To be done: Retype the full set of records. Keep every character identical.

***

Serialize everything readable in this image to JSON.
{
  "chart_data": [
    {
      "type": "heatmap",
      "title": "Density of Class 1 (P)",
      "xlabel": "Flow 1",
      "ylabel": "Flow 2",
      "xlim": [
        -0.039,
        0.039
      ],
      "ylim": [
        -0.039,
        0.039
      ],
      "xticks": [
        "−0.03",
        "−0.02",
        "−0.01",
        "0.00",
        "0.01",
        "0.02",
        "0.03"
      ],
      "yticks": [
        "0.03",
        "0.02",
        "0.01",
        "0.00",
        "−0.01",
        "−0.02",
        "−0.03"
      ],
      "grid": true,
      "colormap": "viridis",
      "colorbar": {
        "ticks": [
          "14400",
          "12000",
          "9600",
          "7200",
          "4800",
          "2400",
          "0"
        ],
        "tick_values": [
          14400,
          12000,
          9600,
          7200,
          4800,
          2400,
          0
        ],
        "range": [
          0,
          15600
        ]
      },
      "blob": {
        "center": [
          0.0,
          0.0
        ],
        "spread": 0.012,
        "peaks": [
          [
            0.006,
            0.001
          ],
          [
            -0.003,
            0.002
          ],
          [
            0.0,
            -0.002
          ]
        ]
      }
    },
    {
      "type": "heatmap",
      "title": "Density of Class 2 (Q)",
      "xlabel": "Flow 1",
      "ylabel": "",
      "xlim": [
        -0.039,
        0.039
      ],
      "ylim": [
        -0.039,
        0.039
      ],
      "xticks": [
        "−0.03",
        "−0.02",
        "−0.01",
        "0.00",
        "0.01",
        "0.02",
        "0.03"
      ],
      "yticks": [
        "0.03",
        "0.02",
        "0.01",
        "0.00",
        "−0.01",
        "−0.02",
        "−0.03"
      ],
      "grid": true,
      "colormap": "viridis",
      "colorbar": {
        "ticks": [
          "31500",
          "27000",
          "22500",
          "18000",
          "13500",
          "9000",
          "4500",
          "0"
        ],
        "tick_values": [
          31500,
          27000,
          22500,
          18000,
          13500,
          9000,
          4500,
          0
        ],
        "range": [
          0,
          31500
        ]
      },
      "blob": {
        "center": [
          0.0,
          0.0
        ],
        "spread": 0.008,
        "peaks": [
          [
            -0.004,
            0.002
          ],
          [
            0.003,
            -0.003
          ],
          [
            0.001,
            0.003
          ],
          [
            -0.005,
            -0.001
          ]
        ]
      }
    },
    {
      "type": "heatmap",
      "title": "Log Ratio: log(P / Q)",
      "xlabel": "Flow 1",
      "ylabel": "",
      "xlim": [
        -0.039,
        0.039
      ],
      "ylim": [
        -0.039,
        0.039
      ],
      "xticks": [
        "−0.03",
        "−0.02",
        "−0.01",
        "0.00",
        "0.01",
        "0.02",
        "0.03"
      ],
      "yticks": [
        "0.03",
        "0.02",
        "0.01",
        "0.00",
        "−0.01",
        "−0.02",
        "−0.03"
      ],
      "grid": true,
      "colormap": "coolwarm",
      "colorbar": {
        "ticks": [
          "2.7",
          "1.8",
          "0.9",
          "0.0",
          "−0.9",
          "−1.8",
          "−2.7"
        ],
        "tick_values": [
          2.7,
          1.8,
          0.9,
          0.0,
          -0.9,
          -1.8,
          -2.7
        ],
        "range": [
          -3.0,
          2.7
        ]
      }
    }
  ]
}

***

Expected answer:
Serialize everything readable in this image to JSON.
{
  "chart_data": [
    {
      "type": "heatmap",
      "title": "Density of Class 1 (P)",
      "xlabel": "Flow 1",
      "ylabel": "Flow 2",
      "xlim": [
        -0.039,
        0.039
      ],
      "ylim": [
        -0.039,
        0.039
      ],
      "xticks": [
        "−0.03",
        "−0.02",
        "−0.01",
        "0.00",
        "0.01",
        "0.02",
        "0.03"
      ],
      "yticks": [
        "0.03",
        "0.02",
        "0.01",
        "0.00",
        "−0.01",
        "−0.02",
        "−0.03"
      ],
      "grid": true,
      "colormap": "viridis",
      "colorbar": {
        "ticks": [
          "14400",
          "12000",
          "9600",
          "7200",
          "4800",
          "2400",
          "0"
        ],
        "tick_values": [
          14400,
          12000,
          9600,
          7200,
          4800,
          2400,
          0
        ],
        "range": [
          0,
          15600
        ]
      },
      "blob": {
        "center": [
          0.0,
          0.0
        ],
        "spread": 0.012,
        "peaks": [
          [
            0.006,
            0.001
          ],
          [
            -0.003,
            0.002
          ],
          [
            0.0,
            -0.002
          ]
        ]
      }
    },
    {
      "type": "heatmap",
      "title": "Density of Class 2 (Q)",
      "xlabel": "Flow 1",
      "ylabel": "",
      "xlim": [
        -0.039,
        0.039
      ],
      "ylim": [
        -0.039,
        0.039
      ],
      "xticks": [
        "−0.03",
        "−0.02",
        "−0.01",
        "0.00",
        "0.01",
        "0.02",
        "0.03"
      ],
      "yticks": [
        "0.03",
        "0.02",
        "0.01",
        "0.00",
        "−0.01",
        "−0.02",
        "−0.03"
      ],
      "grid": true,
      "colormap": "viridis",
      "colorbar": {
        "ticks": [
          "31500",
          "27000",
          "22500",
          "18000",
          "13500",
          "9000",
          "4500",
          "0"
        ],
        "tick_values": [
          31500,
          27000,
          22500,
          18000,
          13500,
          9000,
          4500,
          0
        ],
        "range": [
          0,
          31500
        ]
      },
      "blob": {
        "center": [
          0.0,
          0.0
        ],
        "spread": 0.008,
        "peaks": [
          [
            -0.004,
            0.002
          ],
          [
            0.003,
            -0.003
          ],
          [
            0.001,
            0.003
          ],
          [
            -0.005,
            -0.001
          ]
        ]
      }
    },
    {
      "type": "heatmap",
      "title": "Log Ratio: log(P / Q)",
      "xlabel": "Flow 1",
      "ylabel": "",
      "xlim": [
        -0.039,
        0.039
      ],
      "ylim": [
        -0.039,
        0.039
      ],
      "xticks": [
        "−0.03",
        "−0.02",
        "−0.01",
        "0.00",
        "0.01",
        "0.02",
        "0.03"
      ],
      "yticks": [
        "0.03",
        "0.02",
        "0.01",
        "0.00",
        "−0.01",
        "−0.02",
        "−0.03"
      ],
      "grid": true,
      "colormap": "coolwarm",
      "colorbar": {
        "ticks": [
          "2.7",
          "1.8",
          "0.9",
          "0.0",
          "−0.9",
          "−1.8",
          "−2.7"
        ],
        "tick_values": [
          2.7,
          1.8,
          0.9,
          0.0,
          -0.9,
          -1.8,
          -2.7
        ],
        "range": [
          -3.0,
          2.7
        ]
      }
    }
  ]
}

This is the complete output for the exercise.